[Problem requirements]:
Every line with the word "hipotézist" in it should be extracted from the data that follows.

[Dataset entries]:
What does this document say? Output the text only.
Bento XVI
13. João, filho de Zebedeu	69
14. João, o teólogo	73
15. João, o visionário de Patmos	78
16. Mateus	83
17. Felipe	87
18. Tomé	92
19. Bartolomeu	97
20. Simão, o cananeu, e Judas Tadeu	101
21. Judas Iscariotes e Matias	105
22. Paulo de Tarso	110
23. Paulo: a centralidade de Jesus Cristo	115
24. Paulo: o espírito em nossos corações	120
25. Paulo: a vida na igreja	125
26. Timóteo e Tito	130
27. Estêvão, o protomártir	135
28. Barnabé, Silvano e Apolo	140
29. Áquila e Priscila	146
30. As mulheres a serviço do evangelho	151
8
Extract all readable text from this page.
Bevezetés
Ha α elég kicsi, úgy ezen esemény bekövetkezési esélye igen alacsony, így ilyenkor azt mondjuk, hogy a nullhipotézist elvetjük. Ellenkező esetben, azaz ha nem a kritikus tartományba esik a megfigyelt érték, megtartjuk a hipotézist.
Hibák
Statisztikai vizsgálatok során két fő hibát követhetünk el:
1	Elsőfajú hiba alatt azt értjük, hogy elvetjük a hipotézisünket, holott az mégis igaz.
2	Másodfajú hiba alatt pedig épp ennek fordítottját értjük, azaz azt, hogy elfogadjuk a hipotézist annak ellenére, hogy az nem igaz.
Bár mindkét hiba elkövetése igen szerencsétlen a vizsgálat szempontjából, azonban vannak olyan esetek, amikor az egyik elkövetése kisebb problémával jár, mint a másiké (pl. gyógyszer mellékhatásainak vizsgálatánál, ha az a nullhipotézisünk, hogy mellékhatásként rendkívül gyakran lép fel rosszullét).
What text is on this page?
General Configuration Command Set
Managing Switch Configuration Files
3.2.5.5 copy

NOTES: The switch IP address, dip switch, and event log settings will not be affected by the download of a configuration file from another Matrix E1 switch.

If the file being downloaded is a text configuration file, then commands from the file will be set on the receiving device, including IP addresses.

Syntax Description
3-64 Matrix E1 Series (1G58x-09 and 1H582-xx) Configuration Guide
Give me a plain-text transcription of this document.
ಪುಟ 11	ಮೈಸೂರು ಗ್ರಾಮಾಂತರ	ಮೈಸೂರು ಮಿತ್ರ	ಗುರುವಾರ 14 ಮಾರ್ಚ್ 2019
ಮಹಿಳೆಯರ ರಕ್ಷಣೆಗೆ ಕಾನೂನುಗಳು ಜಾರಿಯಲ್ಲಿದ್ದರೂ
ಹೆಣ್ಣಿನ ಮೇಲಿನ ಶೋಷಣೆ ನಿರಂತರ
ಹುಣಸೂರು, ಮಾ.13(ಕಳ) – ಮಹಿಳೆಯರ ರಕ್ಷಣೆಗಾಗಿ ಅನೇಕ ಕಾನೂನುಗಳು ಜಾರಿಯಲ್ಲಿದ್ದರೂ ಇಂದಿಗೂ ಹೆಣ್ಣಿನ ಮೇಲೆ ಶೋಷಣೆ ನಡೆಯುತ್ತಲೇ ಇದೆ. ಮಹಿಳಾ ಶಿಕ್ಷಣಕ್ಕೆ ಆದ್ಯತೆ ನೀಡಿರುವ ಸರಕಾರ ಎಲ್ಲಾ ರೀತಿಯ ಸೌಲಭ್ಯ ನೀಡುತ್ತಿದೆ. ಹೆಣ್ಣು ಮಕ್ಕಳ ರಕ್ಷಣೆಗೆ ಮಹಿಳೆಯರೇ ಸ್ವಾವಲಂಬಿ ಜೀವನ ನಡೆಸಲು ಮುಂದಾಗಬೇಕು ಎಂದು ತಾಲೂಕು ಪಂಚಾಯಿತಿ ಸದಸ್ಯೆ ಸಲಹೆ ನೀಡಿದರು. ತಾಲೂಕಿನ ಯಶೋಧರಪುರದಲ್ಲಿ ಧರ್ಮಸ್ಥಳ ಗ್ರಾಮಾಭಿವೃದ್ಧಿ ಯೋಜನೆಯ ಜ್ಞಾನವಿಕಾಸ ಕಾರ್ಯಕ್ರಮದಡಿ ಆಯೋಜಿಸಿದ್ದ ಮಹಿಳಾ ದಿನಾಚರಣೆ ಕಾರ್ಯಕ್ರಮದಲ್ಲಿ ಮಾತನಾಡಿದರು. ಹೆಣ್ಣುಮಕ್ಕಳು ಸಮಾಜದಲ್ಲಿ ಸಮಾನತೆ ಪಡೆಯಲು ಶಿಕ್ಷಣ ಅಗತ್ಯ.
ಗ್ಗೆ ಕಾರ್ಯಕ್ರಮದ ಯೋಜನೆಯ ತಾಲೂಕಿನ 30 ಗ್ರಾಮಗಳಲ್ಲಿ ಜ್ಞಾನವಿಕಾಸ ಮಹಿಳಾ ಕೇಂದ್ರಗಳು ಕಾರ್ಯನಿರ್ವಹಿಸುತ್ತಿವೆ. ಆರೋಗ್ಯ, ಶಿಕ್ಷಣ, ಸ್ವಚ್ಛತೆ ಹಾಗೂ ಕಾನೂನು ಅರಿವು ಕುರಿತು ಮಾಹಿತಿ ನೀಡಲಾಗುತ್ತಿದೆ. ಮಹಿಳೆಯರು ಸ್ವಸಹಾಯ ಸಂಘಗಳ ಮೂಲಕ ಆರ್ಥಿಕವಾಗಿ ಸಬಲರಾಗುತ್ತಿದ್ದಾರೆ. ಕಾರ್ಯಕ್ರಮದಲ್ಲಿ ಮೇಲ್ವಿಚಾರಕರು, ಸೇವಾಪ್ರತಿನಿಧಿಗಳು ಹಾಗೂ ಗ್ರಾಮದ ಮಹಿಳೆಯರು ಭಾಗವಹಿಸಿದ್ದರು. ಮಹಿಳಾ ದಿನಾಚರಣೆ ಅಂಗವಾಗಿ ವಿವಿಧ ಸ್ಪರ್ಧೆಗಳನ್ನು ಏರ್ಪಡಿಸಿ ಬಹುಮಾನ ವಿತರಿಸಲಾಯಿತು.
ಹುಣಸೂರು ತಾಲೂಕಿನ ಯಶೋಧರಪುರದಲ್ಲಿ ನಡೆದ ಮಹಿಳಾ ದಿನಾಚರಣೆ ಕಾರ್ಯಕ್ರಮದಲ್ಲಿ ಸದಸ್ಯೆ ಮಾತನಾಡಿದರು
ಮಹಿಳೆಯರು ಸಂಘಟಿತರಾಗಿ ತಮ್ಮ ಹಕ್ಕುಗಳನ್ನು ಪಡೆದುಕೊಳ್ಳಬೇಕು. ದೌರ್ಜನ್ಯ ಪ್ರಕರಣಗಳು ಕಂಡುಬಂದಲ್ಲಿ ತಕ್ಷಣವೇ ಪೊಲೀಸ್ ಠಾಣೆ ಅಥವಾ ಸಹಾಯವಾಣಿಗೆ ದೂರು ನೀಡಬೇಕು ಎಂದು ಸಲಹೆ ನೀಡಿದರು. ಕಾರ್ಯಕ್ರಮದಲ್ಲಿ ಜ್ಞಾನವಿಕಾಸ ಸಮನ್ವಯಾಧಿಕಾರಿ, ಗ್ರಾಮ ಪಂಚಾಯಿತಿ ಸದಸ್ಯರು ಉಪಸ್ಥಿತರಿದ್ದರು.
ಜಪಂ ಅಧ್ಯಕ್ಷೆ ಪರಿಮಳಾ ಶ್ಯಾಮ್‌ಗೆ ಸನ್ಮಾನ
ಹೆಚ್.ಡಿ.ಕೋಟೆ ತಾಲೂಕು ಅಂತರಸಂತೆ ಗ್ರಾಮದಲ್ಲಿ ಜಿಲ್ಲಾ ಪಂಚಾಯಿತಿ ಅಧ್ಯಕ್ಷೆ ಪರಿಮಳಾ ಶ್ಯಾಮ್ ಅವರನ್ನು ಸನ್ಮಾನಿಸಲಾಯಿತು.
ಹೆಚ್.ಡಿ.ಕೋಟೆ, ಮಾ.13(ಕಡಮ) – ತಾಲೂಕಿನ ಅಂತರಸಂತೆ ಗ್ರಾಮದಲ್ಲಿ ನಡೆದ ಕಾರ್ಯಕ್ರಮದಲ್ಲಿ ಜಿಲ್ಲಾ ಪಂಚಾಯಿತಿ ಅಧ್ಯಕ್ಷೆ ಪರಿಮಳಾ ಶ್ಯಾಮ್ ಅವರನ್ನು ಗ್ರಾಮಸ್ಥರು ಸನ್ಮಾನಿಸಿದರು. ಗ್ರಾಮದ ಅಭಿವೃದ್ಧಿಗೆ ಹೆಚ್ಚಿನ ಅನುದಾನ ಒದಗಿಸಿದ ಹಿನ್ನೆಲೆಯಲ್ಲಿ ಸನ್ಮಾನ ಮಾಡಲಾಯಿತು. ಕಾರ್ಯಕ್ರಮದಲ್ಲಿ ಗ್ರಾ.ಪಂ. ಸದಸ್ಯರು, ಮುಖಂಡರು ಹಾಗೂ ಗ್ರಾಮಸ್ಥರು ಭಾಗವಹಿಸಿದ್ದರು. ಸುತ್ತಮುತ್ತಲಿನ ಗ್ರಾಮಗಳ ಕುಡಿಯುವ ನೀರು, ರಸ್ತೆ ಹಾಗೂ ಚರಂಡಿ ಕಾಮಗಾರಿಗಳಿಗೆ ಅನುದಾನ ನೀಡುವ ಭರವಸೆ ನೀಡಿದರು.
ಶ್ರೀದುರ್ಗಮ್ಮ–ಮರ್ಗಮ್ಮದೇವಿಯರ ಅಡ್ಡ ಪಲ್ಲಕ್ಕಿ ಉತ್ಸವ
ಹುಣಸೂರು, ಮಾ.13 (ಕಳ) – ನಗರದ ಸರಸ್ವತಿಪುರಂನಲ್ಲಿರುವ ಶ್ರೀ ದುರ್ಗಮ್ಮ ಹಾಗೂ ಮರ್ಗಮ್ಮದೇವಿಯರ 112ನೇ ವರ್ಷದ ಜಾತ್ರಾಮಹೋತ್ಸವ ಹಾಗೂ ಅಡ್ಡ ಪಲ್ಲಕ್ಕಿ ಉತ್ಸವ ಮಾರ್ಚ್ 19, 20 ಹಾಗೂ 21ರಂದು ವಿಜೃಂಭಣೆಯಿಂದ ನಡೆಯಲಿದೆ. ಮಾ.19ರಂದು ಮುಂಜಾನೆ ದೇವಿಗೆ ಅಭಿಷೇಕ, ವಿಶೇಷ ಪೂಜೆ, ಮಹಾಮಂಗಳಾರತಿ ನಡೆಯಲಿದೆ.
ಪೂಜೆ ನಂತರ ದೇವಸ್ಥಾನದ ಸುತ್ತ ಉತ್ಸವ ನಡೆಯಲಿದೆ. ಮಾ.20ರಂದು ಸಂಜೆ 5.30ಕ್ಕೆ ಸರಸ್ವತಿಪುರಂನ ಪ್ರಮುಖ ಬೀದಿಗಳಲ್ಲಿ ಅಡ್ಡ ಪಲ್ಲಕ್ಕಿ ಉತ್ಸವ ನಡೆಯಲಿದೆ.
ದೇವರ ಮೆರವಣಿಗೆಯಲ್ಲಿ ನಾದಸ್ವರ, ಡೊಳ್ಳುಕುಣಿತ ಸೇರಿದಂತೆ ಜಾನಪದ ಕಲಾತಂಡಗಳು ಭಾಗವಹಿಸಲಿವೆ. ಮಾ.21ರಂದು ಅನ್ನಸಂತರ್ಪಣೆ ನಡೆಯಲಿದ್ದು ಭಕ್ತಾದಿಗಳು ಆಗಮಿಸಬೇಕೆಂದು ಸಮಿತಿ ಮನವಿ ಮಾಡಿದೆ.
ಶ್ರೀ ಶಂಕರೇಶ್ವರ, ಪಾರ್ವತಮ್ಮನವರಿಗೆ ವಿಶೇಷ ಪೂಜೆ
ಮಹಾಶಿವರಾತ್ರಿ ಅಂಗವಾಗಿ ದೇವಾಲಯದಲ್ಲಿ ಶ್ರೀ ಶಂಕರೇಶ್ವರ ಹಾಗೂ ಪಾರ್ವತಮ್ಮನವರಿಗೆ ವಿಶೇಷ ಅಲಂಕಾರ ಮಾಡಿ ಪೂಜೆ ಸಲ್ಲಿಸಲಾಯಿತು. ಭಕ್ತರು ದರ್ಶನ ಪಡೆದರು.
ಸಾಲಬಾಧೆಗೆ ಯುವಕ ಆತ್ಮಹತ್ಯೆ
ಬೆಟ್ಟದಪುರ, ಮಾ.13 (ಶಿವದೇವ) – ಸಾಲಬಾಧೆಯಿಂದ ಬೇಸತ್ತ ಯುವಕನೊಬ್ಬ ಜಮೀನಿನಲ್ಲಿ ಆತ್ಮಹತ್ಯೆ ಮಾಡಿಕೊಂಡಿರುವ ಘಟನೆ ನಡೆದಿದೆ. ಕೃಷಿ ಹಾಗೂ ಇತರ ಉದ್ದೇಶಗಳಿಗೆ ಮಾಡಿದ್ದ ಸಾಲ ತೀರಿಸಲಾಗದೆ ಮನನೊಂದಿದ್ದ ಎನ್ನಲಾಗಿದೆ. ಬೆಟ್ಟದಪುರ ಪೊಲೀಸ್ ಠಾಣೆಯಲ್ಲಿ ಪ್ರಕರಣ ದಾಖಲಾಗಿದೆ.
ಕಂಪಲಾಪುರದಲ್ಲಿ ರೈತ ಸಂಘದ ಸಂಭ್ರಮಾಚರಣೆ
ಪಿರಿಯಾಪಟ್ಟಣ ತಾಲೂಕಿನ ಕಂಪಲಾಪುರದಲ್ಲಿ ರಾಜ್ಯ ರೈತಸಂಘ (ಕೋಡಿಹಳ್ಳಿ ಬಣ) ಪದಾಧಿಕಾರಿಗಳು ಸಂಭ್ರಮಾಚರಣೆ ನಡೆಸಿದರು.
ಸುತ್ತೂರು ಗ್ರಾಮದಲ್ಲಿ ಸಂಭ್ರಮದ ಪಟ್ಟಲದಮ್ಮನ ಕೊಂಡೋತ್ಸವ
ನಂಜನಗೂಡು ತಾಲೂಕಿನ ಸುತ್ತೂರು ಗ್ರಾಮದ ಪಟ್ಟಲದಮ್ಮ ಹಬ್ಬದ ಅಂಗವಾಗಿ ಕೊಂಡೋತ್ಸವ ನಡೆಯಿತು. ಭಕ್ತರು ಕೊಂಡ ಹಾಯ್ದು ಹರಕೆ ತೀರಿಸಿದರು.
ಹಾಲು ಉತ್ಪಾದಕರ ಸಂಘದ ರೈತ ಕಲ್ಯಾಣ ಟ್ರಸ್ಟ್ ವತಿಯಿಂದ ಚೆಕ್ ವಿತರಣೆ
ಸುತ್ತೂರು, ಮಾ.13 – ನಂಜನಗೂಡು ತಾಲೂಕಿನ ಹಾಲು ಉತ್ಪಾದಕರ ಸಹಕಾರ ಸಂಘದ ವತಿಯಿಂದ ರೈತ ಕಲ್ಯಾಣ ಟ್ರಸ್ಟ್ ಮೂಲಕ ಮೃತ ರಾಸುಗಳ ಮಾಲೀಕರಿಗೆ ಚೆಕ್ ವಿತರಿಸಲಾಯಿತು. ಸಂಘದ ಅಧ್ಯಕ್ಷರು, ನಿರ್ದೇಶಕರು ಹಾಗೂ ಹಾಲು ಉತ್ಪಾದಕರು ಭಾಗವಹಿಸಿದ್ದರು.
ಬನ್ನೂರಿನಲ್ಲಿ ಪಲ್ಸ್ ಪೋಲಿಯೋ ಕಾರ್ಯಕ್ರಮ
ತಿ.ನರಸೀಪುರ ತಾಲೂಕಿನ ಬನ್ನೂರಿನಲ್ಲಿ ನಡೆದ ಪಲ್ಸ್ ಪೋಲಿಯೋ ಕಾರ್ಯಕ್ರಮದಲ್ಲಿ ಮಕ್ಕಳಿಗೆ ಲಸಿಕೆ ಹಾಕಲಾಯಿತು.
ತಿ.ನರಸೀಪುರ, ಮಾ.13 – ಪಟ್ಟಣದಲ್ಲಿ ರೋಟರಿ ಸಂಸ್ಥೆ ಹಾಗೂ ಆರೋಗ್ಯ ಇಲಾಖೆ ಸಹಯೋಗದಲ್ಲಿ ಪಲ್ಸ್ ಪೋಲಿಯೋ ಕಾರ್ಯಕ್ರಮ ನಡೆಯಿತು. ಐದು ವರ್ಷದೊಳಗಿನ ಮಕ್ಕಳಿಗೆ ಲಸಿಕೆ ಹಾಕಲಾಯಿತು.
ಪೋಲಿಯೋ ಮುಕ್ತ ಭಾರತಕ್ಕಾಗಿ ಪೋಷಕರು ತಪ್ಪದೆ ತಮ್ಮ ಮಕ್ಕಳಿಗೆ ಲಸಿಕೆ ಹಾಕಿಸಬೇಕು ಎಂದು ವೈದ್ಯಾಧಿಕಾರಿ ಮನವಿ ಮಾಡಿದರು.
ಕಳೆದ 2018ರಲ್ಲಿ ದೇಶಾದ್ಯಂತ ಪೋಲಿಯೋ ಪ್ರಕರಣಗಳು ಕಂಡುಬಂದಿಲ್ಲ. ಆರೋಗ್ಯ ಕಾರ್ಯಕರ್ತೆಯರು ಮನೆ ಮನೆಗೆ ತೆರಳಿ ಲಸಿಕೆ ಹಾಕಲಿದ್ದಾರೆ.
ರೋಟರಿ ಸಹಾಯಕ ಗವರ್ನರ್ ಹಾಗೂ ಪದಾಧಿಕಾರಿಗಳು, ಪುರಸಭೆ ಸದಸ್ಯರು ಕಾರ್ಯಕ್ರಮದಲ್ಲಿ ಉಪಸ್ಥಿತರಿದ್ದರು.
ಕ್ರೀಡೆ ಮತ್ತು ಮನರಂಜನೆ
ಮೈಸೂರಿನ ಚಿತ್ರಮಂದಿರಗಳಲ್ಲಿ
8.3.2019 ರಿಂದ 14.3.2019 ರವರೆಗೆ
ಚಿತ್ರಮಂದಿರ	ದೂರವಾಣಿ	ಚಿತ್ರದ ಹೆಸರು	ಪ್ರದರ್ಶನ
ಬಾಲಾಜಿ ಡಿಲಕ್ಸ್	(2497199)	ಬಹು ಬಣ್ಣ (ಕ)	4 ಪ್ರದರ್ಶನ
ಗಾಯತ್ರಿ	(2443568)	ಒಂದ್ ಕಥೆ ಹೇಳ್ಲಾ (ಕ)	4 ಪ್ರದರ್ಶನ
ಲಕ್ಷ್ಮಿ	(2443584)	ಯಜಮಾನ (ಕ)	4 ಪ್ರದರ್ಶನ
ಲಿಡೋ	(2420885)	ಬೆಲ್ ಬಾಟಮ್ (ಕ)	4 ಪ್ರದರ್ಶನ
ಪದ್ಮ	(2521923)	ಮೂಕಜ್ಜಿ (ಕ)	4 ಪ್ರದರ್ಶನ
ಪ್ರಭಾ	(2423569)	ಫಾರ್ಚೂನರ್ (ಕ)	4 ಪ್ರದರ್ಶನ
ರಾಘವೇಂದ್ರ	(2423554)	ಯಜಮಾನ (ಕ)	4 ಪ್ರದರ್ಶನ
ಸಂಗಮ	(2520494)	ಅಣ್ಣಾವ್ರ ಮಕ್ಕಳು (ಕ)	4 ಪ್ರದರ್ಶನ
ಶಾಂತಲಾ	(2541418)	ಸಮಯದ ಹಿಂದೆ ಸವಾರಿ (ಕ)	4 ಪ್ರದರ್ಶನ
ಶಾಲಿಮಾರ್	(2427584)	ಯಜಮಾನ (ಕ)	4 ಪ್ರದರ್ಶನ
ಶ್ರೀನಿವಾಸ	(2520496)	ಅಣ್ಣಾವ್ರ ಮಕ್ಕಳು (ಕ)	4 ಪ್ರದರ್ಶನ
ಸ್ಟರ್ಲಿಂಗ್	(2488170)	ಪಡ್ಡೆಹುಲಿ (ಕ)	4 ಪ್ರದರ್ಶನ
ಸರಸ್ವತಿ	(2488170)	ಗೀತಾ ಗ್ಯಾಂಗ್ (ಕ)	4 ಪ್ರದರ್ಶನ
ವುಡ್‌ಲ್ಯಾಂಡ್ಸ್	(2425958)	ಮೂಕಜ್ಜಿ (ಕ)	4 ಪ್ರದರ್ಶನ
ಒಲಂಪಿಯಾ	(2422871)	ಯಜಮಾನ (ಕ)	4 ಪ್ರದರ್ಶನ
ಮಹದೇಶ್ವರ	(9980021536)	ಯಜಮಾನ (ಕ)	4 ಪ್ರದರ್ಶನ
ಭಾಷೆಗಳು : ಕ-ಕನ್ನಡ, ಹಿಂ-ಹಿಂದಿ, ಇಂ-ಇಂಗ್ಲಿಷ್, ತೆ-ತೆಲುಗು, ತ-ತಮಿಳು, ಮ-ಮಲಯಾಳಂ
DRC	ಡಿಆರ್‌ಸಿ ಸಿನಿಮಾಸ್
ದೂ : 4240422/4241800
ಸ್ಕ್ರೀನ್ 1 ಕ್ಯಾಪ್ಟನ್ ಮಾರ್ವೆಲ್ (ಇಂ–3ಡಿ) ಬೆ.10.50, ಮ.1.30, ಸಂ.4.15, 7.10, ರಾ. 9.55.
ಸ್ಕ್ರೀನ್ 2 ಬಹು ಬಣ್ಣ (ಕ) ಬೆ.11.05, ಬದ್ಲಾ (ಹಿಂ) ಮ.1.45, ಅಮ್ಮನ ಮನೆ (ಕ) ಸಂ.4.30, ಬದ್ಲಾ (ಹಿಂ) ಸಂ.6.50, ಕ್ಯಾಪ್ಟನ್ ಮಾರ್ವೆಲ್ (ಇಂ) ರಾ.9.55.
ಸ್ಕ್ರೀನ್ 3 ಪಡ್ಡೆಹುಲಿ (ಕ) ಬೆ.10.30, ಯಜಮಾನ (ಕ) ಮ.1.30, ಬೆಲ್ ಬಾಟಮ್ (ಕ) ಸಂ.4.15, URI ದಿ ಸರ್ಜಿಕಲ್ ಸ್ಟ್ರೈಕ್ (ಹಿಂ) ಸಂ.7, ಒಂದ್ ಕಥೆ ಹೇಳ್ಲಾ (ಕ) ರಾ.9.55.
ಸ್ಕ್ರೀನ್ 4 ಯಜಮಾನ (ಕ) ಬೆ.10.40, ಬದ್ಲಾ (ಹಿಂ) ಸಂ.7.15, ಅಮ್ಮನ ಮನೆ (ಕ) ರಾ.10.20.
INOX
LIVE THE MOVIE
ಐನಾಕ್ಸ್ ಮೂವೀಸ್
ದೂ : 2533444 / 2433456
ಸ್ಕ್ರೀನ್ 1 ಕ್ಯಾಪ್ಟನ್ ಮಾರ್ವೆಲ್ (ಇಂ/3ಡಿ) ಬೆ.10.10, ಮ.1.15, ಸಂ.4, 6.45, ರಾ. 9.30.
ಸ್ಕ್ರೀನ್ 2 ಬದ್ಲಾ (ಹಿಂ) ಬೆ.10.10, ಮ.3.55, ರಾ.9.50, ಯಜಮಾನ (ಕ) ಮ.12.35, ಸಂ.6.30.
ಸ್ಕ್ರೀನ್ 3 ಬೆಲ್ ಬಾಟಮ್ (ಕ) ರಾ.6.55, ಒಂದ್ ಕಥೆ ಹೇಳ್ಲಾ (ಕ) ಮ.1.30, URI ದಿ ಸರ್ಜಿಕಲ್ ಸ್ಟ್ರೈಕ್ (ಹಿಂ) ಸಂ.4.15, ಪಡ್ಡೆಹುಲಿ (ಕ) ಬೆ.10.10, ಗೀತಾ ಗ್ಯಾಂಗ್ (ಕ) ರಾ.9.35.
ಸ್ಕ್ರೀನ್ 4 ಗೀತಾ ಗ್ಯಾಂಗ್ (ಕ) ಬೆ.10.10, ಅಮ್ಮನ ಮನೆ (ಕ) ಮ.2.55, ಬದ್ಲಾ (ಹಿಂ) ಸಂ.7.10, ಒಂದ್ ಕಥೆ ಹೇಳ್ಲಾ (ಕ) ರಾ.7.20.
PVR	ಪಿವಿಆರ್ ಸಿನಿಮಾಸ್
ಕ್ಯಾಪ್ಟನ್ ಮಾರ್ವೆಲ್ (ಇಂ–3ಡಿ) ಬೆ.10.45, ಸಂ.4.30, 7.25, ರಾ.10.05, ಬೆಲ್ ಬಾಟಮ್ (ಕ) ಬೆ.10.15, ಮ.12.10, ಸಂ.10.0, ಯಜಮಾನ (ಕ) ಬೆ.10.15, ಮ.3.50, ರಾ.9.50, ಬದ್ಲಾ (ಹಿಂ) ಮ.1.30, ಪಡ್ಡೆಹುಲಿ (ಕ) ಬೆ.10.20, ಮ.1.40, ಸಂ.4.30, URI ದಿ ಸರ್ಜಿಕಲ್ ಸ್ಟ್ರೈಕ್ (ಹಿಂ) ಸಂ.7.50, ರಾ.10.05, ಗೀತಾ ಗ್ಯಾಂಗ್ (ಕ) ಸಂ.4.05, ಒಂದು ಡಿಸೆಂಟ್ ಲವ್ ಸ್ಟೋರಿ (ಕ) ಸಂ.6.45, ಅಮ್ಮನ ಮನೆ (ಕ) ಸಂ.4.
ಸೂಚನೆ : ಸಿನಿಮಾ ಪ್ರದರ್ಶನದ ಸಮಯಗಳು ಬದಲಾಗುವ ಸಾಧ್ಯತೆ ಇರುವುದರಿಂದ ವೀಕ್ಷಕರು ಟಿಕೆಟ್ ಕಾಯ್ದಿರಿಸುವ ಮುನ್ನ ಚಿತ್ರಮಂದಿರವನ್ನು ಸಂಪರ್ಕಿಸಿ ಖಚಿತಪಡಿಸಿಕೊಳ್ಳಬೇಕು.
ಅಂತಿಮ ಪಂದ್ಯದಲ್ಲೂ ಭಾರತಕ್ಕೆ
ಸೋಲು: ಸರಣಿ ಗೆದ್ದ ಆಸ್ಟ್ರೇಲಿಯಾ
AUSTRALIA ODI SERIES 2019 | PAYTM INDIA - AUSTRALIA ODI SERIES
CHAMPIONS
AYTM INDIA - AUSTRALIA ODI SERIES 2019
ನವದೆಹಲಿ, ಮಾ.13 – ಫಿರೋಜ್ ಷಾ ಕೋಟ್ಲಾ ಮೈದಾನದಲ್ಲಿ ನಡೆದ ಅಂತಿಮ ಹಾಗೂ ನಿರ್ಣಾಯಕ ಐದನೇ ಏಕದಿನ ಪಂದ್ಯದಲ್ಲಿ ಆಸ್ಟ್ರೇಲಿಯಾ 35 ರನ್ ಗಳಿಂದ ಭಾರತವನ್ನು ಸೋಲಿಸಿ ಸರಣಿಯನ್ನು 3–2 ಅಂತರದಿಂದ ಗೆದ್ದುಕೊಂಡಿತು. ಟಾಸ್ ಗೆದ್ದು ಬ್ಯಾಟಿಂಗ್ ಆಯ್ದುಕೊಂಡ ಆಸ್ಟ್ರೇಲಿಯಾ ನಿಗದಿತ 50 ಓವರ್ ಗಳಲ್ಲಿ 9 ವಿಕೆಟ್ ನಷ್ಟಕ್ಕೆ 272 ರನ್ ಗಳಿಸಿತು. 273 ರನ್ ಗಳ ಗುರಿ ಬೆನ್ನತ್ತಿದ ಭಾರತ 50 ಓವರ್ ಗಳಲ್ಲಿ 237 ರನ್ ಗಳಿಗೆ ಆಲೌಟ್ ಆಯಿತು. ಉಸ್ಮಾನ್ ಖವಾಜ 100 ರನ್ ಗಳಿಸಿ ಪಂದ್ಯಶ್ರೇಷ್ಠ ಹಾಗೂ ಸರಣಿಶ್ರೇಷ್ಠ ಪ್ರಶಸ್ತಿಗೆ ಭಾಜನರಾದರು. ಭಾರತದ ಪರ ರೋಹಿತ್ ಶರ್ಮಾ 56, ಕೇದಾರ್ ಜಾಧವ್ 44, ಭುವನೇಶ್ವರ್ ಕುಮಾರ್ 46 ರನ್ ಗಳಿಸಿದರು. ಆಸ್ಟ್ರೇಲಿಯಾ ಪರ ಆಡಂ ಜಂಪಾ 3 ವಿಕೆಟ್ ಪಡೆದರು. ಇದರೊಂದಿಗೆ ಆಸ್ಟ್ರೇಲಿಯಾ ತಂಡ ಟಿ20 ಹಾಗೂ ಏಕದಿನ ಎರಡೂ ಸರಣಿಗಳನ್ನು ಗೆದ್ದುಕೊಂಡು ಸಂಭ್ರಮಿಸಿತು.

[Finished exercise]:
Ha α elég kicsi, úgy ezen esemény bekövetkezési esélye igen alacsony, így ilyenkor azt mondjuk, hogy a nullhipotézist elvetjük. Ellenkező esetben, azaz ha nem a kritikus tartományba esik a megfigyelt érték, megtartjuk a hipotézist.
2	Másodfajú hiba alatt pedig épp ennek fordítottját értjük, azaz azt, hogy elfogadjuk a hipotézist annak ellenére, hogy az nem igaz.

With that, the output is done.